**SUPPLIED TEXT**
He had a sensational first half, only to fizzle out afterward, and former Nuggets wing Bruce Brown said he was “done” after halftime.
“Bron…he was gonna have to score 60,” said Brown. “He was done.”
After furiously trying to tread water for much of the season, the Lakers finally turned things around with the help of February’s Russell Westbrook trade that brought them D’Angelo Russell, Jarred Vanderbilt and Malik Beasley. Suddenly, they had a team with complementary pieces that fit well around James and Anthony Davis, and they became one of the NBA’s best teams from that point on.
What they didn’t have was continuity, since they were basically a brand-new team, and they ran into a Nuggets squad that had been together for a few years and had patiently built a strong cast around Nikola Jokic and Jamal Murray.
Although Los Angeles ended up getting swept by Denver, long stretches of all four games were very competitive, which gave fans hope that perhaps it would get itself a win at home in Game 4.
James scored 31 points in the first half on an incredible 11-of-13 shooting from the field while hitting on all four of his 3-point attempts. He played almost every single second of the first half.
But he let up as the second half began, and as a result, the 73-58 lead the Lakers had at halftime started to disappear.
James ended up with 40 points, but he scored only nine after halftime while going just 4-of-12 overall and 0-of-3 from downtown. The Lakers lost, 113-111, as his game-tying attempt was blocked just before the horn by Aaron Gordon.
With the depth they now have, they should be able to afford to lower James’ minutes and workload in order to make sure he still has enough left in the tank to be the best player on the floor during crunch time. The fact that they became a very good defensive team should also reduce the need for James to score points in bunches so often to give them a chance at victory.

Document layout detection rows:
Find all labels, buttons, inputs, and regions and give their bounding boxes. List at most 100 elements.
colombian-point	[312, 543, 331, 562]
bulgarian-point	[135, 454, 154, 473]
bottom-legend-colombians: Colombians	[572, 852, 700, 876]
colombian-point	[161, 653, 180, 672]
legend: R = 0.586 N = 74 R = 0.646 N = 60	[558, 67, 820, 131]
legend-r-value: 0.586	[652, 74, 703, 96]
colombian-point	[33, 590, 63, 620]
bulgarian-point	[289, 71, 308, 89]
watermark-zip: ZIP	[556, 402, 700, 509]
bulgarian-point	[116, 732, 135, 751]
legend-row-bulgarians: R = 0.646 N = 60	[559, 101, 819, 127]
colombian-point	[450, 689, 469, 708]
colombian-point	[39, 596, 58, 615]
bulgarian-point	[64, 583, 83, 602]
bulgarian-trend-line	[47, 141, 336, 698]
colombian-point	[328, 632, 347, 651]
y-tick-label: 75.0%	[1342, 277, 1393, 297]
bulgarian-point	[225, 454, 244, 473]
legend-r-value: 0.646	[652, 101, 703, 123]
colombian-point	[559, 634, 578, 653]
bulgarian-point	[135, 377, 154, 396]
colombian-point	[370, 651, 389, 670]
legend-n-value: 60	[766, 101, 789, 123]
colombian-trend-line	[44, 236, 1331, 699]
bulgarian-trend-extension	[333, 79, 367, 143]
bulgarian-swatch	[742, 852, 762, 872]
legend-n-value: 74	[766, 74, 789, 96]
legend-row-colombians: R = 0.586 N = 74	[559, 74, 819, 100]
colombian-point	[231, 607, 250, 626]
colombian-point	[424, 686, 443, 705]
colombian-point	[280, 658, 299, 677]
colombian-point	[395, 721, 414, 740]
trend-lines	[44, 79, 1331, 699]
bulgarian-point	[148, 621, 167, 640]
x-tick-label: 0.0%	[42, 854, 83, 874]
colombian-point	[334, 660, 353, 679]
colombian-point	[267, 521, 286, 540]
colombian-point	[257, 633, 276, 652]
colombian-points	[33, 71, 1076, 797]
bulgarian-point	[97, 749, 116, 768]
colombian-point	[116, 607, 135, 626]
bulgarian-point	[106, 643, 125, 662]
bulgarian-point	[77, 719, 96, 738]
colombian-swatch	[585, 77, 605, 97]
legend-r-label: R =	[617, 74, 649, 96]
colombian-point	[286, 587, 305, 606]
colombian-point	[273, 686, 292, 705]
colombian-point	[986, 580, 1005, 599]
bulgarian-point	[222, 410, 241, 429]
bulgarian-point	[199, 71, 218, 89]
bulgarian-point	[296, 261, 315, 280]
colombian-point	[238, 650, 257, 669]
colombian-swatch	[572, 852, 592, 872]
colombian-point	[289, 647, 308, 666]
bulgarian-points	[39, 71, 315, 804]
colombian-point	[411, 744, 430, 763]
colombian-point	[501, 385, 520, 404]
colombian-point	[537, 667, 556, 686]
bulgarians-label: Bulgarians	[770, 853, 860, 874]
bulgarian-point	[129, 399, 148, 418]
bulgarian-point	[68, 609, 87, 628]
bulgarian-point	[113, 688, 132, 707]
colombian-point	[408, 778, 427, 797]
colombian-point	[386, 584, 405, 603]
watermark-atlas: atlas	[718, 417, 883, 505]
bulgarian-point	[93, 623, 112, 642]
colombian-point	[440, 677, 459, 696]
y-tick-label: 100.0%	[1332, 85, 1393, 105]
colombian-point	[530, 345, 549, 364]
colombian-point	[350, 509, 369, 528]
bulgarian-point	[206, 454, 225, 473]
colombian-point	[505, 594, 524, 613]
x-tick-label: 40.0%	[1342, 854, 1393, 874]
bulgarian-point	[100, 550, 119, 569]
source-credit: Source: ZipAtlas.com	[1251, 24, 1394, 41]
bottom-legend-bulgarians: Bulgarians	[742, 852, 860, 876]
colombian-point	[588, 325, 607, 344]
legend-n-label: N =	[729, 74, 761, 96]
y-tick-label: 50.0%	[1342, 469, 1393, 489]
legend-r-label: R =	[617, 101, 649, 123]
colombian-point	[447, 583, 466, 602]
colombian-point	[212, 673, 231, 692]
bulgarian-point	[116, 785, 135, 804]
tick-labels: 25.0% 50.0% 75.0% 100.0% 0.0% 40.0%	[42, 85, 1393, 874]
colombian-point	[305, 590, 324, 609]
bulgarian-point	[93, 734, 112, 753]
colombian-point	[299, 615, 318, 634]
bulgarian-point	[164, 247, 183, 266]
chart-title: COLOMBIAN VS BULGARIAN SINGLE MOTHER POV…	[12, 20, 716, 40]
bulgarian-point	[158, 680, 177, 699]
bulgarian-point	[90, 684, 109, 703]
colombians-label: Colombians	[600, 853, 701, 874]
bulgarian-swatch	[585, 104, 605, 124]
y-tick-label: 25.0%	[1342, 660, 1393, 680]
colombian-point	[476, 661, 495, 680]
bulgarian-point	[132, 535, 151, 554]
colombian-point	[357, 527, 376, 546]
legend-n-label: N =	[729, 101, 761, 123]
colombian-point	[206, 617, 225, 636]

**TASKS TO PERFORM**
1. Please copy the Lakers passage word for word between "With the depth" and "chance at victory.", inclusive.
2. Answer these questions from the Lakers passage:
(a) By what score did the Lakers lead at halftime?
(b) Who blocked James' game-tying attempt?
(c) Which three players came to the Lakers in February's Russell Westbrook trade?
3. Translate this sentence from the Lakers passage into Spanish: "Although Los Angeles ended up getting swept by Denver, long stretches of all four games were very competitive, which gave fans hope that perhaps it would get itself a win at home in Game 4."

**SOLUTIONS TO THE TASKS**
1.
With the depth they now have, they should be able to afford to lower James’ minutes and workload in order to make sure he still has enough left in the tank to be the best player on the floor during crunch time. The fact that they became a very good defensive team should also reduce the need for James to score points in bunches so often to give them a chance at victory.

2.
(a) 73-58
(b) Aaron Gordon
(c) D'Angelo Russell, Jarred Vanderbilt and Malik Beasley

3. Aunque Los Ángeles terminó siendo barrido por Denver, largos tramos de los cuatro partidos fueron muy competitivos, lo que dio a los aficionados la esperanza de que tal vez consiguiera una victoria en casa en el Juego 4.